Extracts from a graphics dataset
'''

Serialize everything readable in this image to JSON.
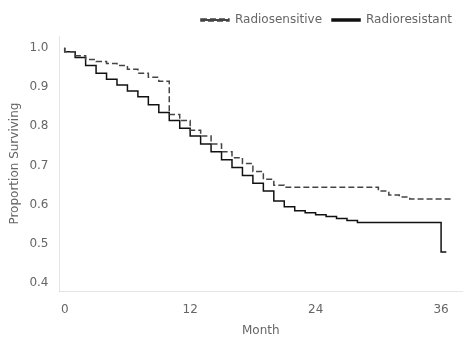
{
  "chart_data": {
    "type": "step",
    "xlabel": "Month",
    "ylabel": "Proportion Surviving",
    "xlim": [
      -0.5,
      38
    ],
    "ylim": [
      0.38,
      1.03
    ],
    "xticks": [
      0,
      12,
      24,
      36
    ],
    "yticks": [
      0.4,
      0.5,
      0.6,
      0.7,
      0.8,
      0.9,
      {
        "value": 1.0,
        "label": "1.0"
      }
    ],
    "grid": false,
    "legend": "upper right",
    "series": [
      {
        "name": "Radiosensitive",
        "color": "#444444",
        "line_style": "dashed",
        "x": [
          0,
          1,
          2,
          3,
          4,
          5,
          6,
          7,
          8,
          9,
          10,
          11,
          12,
          13,
          14,
          15,
          16,
          17,
          18,
          19,
          20,
          21,
          22,
          23,
          24,
          25,
          26,
          27,
          28,
          29,
          30,
          31,
          32,
          33,
          34,
          35,
          36,
          37
        ],
        "values": [
          1.0,
          0.99,
          0.98,
          0.97,
          0.965,
          0.96,
          0.955,
          0.945,
          0.935,
          0.925,
          0.915,
          0.83,
          0.815,
          0.79,
          0.775,
          0.755,
          0.735,
          0.72,
          0.705,
          0.685,
          0.665,
          0.65,
          0.645,
          0.645,
          0.645,
          0.645,
          0.645,
          0.645,
          0.645,
          0.645,
          0.645,
          0.635,
          0.625,
          0.62,
          0.615,
          0.615,
          0.615,
          0.615
        ]
      },
      {
        "name": "Radioresistant",
        "color": "#111111",
        "line_style": "solid",
        "x": [
          0,
          1,
          2,
          3,
          4,
          5,
          6,
          7,
          8,
          9,
          10,
          11,
          12,
          13,
          14,
          15,
          16,
          17,
          18,
          19,
          20,
          21,
          22,
          23,
          24,
          25,
          26,
          27,
          28,
          29,
          30,
          31,
          32,
          33,
          34,
          35,
          36,
          36.5
        ],
        "values": [
          1.0,
          0.99,
          0.975,
          0.955,
          0.935,
          0.92,
          0.905,
          0.89,
          0.875,
          0.855,
          0.835,
          0.815,
          0.795,
          0.775,
          0.755,
          0.735,
          0.715,
          0.695,
          0.675,
          0.655,
          0.635,
          0.61,
          0.595,
          0.585,
          0.58,
          0.575,
          0.57,
          0.565,
          0.56,
          0.555,
          0.555,
          0.555,
          0.555,
          0.555,
          0.555,
          0.555,
          0.555,
          0.48
        ]
      }
    ]
  }
}
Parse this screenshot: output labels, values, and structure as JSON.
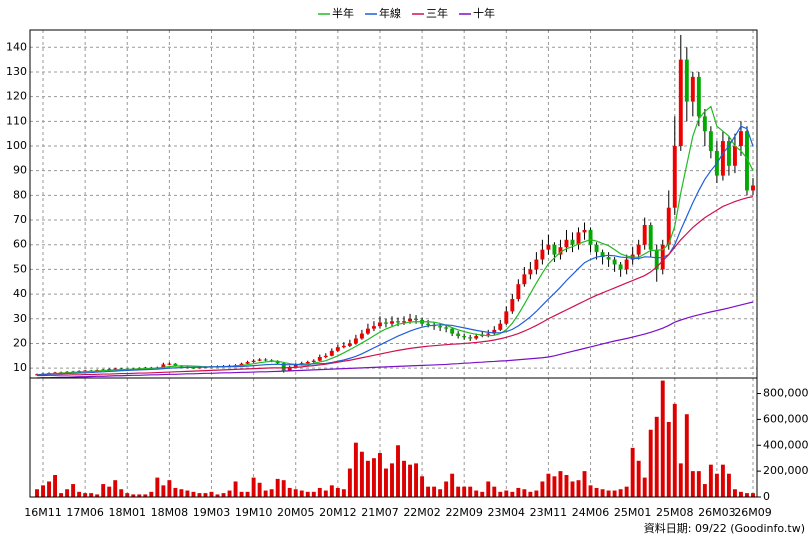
{
  "chart_data": [
    {
      "type": "candlestick",
      "categories": [
        null,
        "16M11",
        null,
        null,
        null,
        null,
        null,
        null,
        "17M06",
        null,
        null,
        null,
        null,
        null,
        null,
        "18M01",
        null,
        null,
        null,
        null,
        null,
        null,
        "18M08",
        null,
        null,
        null,
        null,
        null,
        null,
        "19M03",
        null,
        null,
        null,
        null,
        null,
        null,
        "19M10",
        null,
        null,
        null,
        null,
        null,
        null,
        "20M05",
        null,
        null,
        null,
        null,
        null,
        null,
        "20M12",
        null,
        null,
        null,
        null,
        null,
        null,
        "21M07",
        null,
        null,
        null,
        null,
        null,
        null,
        "22M02",
        null,
        null,
        null,
        null,
        null,
        null,
        "22M09",
        null,
        null,
        null,
        null,
        null,
        null,
        "23M04",
        null,
        null,
        null,
        null,
        null,
        null,
        "23M11",
        null,
        null,
        null,
        null,
        null,
        null,
        "24M06",
        null,
        null,
        null,
        null,
        null,
        null,
        "25M01",
        null,
        null,
        null,
        null,
        null,
        null,
        "25M08",
        null,
        null,
        null,
        null,
        null,
        null,
        "26M03",
        null,
        null,
        null,
        null,
        null,
        "26M09"
      ],
      "open": [
        7.2,
        7.5,
        7.8,
        8,
        8.2,
        8.3,
        8.5,
        8.6,
        8.8,
        9,
        8.9,
        9.2,
        9.4,
        9.6,
        9.8,
        9.7,
        9.5,
        9.8,
        10,
        10.2,
        10,
        10.3,
        11.5,
        11.8,
        11,
        10.5,
        10.2,
        10,
        10.3,
        10.5,
        10.8,
        10.6,
        10.9,
        11,
        11.2,
        11.8,
        12.5,
        13,
        13.5,
        13.2,
        12.8,
        12,
        9,
        10.5,
        11.5,
        12,
        12.5,
        13,
        14.5,
        15,
        17,
        18.5,
        19,
        20,
        22,
        24,
        26,
        27,
        28.5,
        28,
        29,
        28.5,
        29,
        30,
        29.5,
        28,
        27.5,
        27,
        26.5,
        26,
        24,
        23,
        22.5,
        22,
        23,
        23.5,
        24,
        25.5,
        28,
        33,
        38,
        44,
        48,
        50,
        54,
        58,
        60,
        56,
        59,
        62,
        60,
        65,
        66,
        60,
        57,
        55,
        54,
        52,
        50,
        54,
        56,
        60,
        68,
        58,
        50,
        60,
        75,
        100,
        135,
        118,
        128,
        112,
        106,
        98,
        88,
        102,
        92,
        100,
        106,
        82
      ],
      "high": [
        7.8,
        8.1,
        8.3,
        8.5,
        8.6,
        8.8,
        8.9,
        9.1,
        9.3,
        9.3,
        9.5,
        9.7,
        9.9,
        10.1,
        10.1,
        9.9,
        10.1,
        10.3,
        10.5,
        10.5,
        10.6,
        12.2,
        12.3,
        12,
        11.2,
        10.8,
        10.5,
        10.6,
        10.8,
        11.1,
        11.1,
        11.2,
        11.4,
        11.6,
        12.2,
        13,
        13.6,
        14,
        14,
        13.6,
        13.2,
        12.3,
        11,
        12,
        12.6,
        13,
        13.6,
        15.5,
        16,
        18,
        19.5,
        20.5,
        21.5,
        23.5,
        25.5,
        28,
        29,
        31,
        30,
        31,
        30.5,
        31,
        32,
        31.5,
        30.5,
        29.5,
        28.5,
        28,
        27.5,
        26.5,
        25,
        24,
        23.5,
        24,
        25,
        25.5,
        27,
        29.5,
        35,
        40,
        46,
        51,
        53,
        57,
        62,
        64,
        61,
        62,
        66,
        65,
        67,
        69,
        67,
        61,
        58,
        57,
        55,
        53,
        56,
        59,
        62,
        71,
        69,
        60,
        62,
        82,
        112,
        145,
        140,
        130,
        130,
        115,
        108,
        102,
        106,
        104,
        105,
        110,
        108,
        87
      ],
      "low": [
        7.0,
        7.3,
        7.6,
        7.8,
        8.0,
        8.1,
        8.2,
        8.4,
        8.6,
        8.6,
        8.7,
        9.0,
        9.2,
        9.4,
        9.4,
        9.2,
        9.3,
        9.6,
        9.8,
        9.8,
        9.8,
        10.1,
        11.2,
        10.8,
        10.2,
        9.9,
        9.7,
        9.8,
        10.1,
        10.3,
        10.3,
        10.4,
        10.7,
        10.8,
        11,
        11.6,
        12.2,
        12.8,
        12.8,
        12.4,
        11.5,
        8.2,
        8.8,
        10.2,
        11.2,
        11.7,
        12.2,
        12.8,
        14,
        14.8,
        16.5,
        18,
        18.5,
        19.5,
        21.5,
        23.5,
        25,
        26,
        26.5,
        27,
        27,
        27.5,
        28,
        28,
        27,
        26.5,
        25.5,
        25,
        24.5,
        23,
        22,
        21.5,
        21,
        21.5,
        22.5,
        22.5,
        23.5,
        25,
        27.5,
        32,
        37,
        43,
        46,
        48,
        52,
        56,
        53,
        54,
        57,
        57,
        58,
        62,
        57,
        54,
        52,
        51,
        49,
        47,
        48,
        52,
        54,
        58,
        55,
        45,
        48,
        58,
        72,
        98,
        110,
        112,
        108,
        100,
        95,
        85,
        86,
        88,
        89,
        96,
        80,
        80
      ],
      "close": [
        7.5,
        7.8,
        8,
        8.2,
        8.3,
        8.5,
        8.6,
        8.8,
        9,
        8.9,
        9.2,
        9.4,
        9.6,
        9.8,
        9.7,
        9.5,
        9.8,
        10,
        10.2,
        10,
        10.3,
        11.5,
        11.8,
        11,
        10.5,
        10.2,
        10,
        10.3,
        10.5,
        10.8,
        10.6,
        10.9,
        11,
        11.2,
        11.8,
        12.5,
        13,
        13.5,
        13.2,
        12.8,
        12,
        9,
        10.5,
        11.5,
        12,
        12.5,
        13,
        14.5,
        15,
        17,
        18.5,
        19,
        20,
        22,
        24,
        26,
        27,
        28.5,
        28,
        29,
        28.5,
        29,
        30,
        29.5,
        28,
        27.5,
        27,
        26.5,
        26,
        24,
        23,
        22.5,
        22,
        23,
        23.5,
        24,
        25.5,
        28,
        33,
        38,
        44,
        48,
        50,
        54,
        58,
        60,
        56,
        59,
        62,
        60,
        65,
        66,
        60,
        57,
        55,
        54,
        52,
        50,
        54,
        56,
        60,
        68,
        58,
        50,
        60,
        75,
        100,
        135,
        118,
        128,
        112,
        106,
        98,
        88,
        102,
        92,
        100,
        106,
        82,
        84
      ],
      "up_color": "#ee0000",
      "down_color": "#00aa00",
      "series": [
        {
          "name": "半年",
          "color": "#22bb22",
          "values": [
            7.4,
            7.5,
            7.7,
            7.8,
            8.0,
            8.1,
            8.3,
            8.4,
            8.6,
            8.7,
            8.8,
            9.0,
            9.1,
            9.3,
            9.4,
            9.5,
            9.6,
            9.7,
            9.8,
            9.9,
            10.0,
            10.3,
            10.6,
            10.8,
            10.9,
            10.9,
            10.8,
            10.7,
            10.5,
            10.5,
            10.5,
            10.6,
            10.7,
            10.9,
            11.1,
            11.4,
            11.8,
            12.2,
            12.5,
            12.8,
            12.8,
            12.3,
            11.8,
            11.5,
            11.2,
            11.2,
            12.0,
            12.5,
            13.0,
            14.0,
            15.0,
            16.2,
            17.5,
            18.8,
            20.2,
            21.6,
            23.1,
            24.6,
            25.9,
            26.8,
            27.8,
            28.2,
            28.7,
            28.8,
            28.8,
            28.8,
            28.6,
            28.1,
            27.4,
            26.4,
            25.5,
            24.8,
            24.2,
            23.7,
            23.4,
            23.1,
            23.3,
            24.0,
            25.6,
            28.2,
            31.8,
            35.9,
            40.2,
            44.5,
            48.5,
            52.3,
            54.7,
            57.0,
            58.4,
            59.2,
            60.3,
            61.3,
            62.0,
            61.5,
            60.5,
            59.6,
            58.0,
            56.3,
            55.4,
            55.0,
            54.9,
            56.3,
            57.7,
            57.7,
            58.0,
            60.3,
            67.5,
            81.0,
            92.5,
            104.0,
            111.0,
            114.0,
            116.0,
            108.0,
            106.0,
            104.0,
            100.0,
            98.0,
            95.0,
            90.0
          ]
        },
        {
          "name": "年線",
          "color": "#1f5fdc",
          "values": [
            7.3,
            7.4,
            7.5,
            7.6,
            7.7,
            7.8,
            7.9,
            8.0,
            8.1,
            8.2,
            8.4,
            8.5,
            8.7,
            8.8,
            9.0,
            9.1,
            9.2,
            9.3,
            9.4,
            9.5,
            9.6,
            9.8,
            10.0,
            10.1,
            10.2,
            10.3,
            10.3,
            10.4,
            10.4,
            10.5,
            10.5,
            10.6,
            10.6,
            10.6,
            10.7,
            10.8,
            11.0,
            11.2,
            11.4,
            11.5,
            11.6,
            11.4,
            11.4,
            11.5,
            11.6,
            11.7,
            11.7,
            11.8,
            11.9,
            12.3,
            12.8,
            13.3,
            14.0,
            14.8,
            15.8,
            17.0,
            18.2,
            19.4,
            20.6,
            21.8,
            23.0,
            24.0,
            25.0,
            25.9,
            26.6,
            27.1,
            27.4,
            27.5,
            27.5,
            27.3,
            26.8,
            26.3,
            25.8,
            25.3,
            24.9,
            24.5,
            24.3,
            24.3,
            24.8,
            25.7,
            27.1,
            28.9,
            30.8,
            33.0,
            35.5,
            38.0,
            40.3,
            42.8,
            45.5,
            47.9,
            50.4,
            52.7,
            54.0,
            55.0,
            55.4,
            55.7,
            55.5,
            55.0,
            54.8,
            54.5,
            54.4,
            55.1,
            55.0,
            54.7,
            54.8,
            56.0,
            60.0,
            66.0,
            71.5,
            77.0,
            82.0,
            86.5,
            90.0,
            93.0,
            97.0,
            100.0,
            104.0,
            108.0,
            107.0,
            100.0
          ]
        },
        {
          "name": "三年",
          "color": "#d0104c",
          "values": [
            7.0,
            7.0,
            7.1,
            7.1,
            7.2,
            7.2,
            7.3,
            7.3,
            7.4,
            7.4,
            7.5,
            7.6,
            7.6,
            7.7,
            7.8,
            7.8,
            7.9,
            8.0,
            8.0,
            8.1,
            8.2,
            8.3,
            8.4,
            8.5,
            8.6,
            8.7,
            8.8,
            8.9,
            9.0,
            9.1,
            9.2,
            9.3,
            9.4,
            9.5,
            9.6,
            9.7,
            9.8,
            9.9,
            10.0,
            10.1,
            10.1,
            10.1,
            10.2,
            10.3,
            10.5,
            10.8,
            11.0,
            11.3,
            11.6,
            12.0,
            12.4,
            12.8,
            13.2,
            13.7,
            14.2,
            14.7,
            15.2,
            15.7,
            16.2,
            16.7,
            17.2,
            17.6,
            18.0,
            18.3,
            18.6,
            18.9,
            19.1,
            19.3,
            19.5,
            19.7,
            19.8,
            20.0,
            20.2,
            20.4,
            20.7,
            21.0,
            21.4,
            21.9,
            22.5,
            23.2,
            24.0,
            25.0,
            26.1,
            27.3,
            28.6,
            30.0,
            31.2,
            32.4,
            33.6,
            34.8,
            36.0,
            37.2,
            38.4,
            39.5,
            40.5,
            41.5,
            42.5,
            43.5,
            44.5,
            45.5,
            46.5,
            47.5,
            49,
            51,
            53.5,
            56,
            59,
            62,
            64.5,
            67,
            69,
            71,
            72.5,
            74,
            75.5,
            76.5,
            77.5,
            78.3,
            79,
            79.5
          ]
        },
        {
          "name": "十年",
          "color": "#7a10c8",
          "values": [
            6.0,
            6.1,
            6.1,
            6.2,
            6.3,
            6.3,
            6.4,
            6.5,
            6.5,
            6.6,
            6.7,
            6.7,
            6.8,
            6.9,
            6.9,
            7.0,
            7.1,
            7.1,
            7.2,
            7.3,
            7.3,
            7.4,
            7.5,
            7.5,
            7.6,
            7.7,
            7.7,
            7.8,
            7.9,
            7.9,
            8.0,
            8.1,
            8.1,
            8.2,
            8.3,
            8.3,
            8.4,
            8.5,
            8.5,
            8.6,
            8.7,
            8.8,
            8.9,
            9.0,
            9.1,
            9.2,
            9.3,
            9.4,
            9.5,
            9.6,
            9.7,
            9.8,
            9.9,
            10.0,
            10.1,
            10.2,
            10.3,
            10.4,
            10.5,
            10.6,
            10.7,
            10.8,
            10.9,
            11.0,
            11.1,
            11.2,
            11.3,
            11.4,
            11.5,
            11.7,
            11.8,
            12.0,
            12.1,
            12.3,
            12.4,
            12.6,
            12.7,
            12.9,
            13.0,
            13.2,
            13.4,
            13.6,
            13.8,
            14.0,
            14.2,
            14.5,
            15.0,
            15.6,
            16.2,
            16.8,
            17.4,
            18.0,
            18.6,
            19.2,
            19.8,
            20.4,
            21.0,
            21.5,
            22.0,
            22.6,
            23.2,
            23.8,
            24.5,
            25.3,
            26.2,
            27.3,
            28.6,
            29.5,
            30.3,
            31.0,
            31.6,
            32.2,
            32.8,
            33.3,
            33.8,
            34.4,
            35.0,
            35.6,
            36.2,
            36.8
          ]
        }
      ],
      "ylim": [
        6,
        147
      ],
      "yticks": [
        10,
        20,
        30,
        40,
        50,
        60,
        70,
        80,
        90,
        100,
        110,
        120,
        130,
        140
      ],
      "grid": true,
      "legend": "top"
    },
    {
      "type": "bar",
      "values": [
        60000,
        90000,
        120000,
        170000,
        30000,
        60000,
        100000,
        40000,
        30000,
        30000,
        20000,
        100000,
        80000,
        130000,
        60000,
        30000,
        20000,
        20000,
        20000,
        40000,
        150000,
        90000,
        130000,
        70000,
        60000,
        50000,
        40000,
        30000,
        30000,
        40000,
        20000,
        30000,
        50000,
        120000,
        40000,
        40000,
        150000,
        110000,
        50000,
        60000,
        140000,
        130000,
        70000,
        60000,
        50000,
        40000,
        40000,
        70000,
        50000,
        90000,
        70000,
        60000,
        220000,
        420000,
        350000,
        280000,
        300000,
        340000,
        220000,
        260000,
        400000,
        280000,
        250000,
        260000,
        160000,
        80000,
        80000,
        60000,
        120000,
        180000,
        80000,
        80000,
        80000,
        50000,
        40000,
        120000,
        80000,
        40000,
        50000,
        40000,
        70000,
        60000,
        40000,
        50000,
        120000,
        180000,
        160000,
        200000,
        170000,
        120000,
        130000,
        200000,
        90000,
        70000,
        60000,
        50000,
        50000,
        60000,
        80000,
        380000,
        280000,
        150000,
        520000,
        620000,
        900000,
        580000,
        720000,
        260000,
        640000,
        200000,
        200000,
        100000,
        250000,
        180000,
        250000,
        180000,
        60000,
        40000,
        30000,
        30000
      ],
      "color": "#dd0000",
      "ylim": [
        0,
        920000
      ],
      "yticks": [
        0,
        {
          "value": 200000,
          "label": "200,000"
        },
        {
          "value": 400000,
          "label": "400,000"
        },
        {
          "value": 600000,
          "label": "600,000"
        },
        {
          "value": 800000,
          "label": "800,000"
        }
      ],
      "grid": false
    }
  ],
  "footnote": "資料日期: 09/22 (Goodinfo.tw)"
}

'''

WHAT IS ASKED: Pick out and copy every line that contains the word "name".

TASK RESPONSE:
        "name": "Radiosensitive",
        "name": "Radioresistant",
          "name": "半年",
          "name": "年線",
          "name": "三年",
          "name": "十年",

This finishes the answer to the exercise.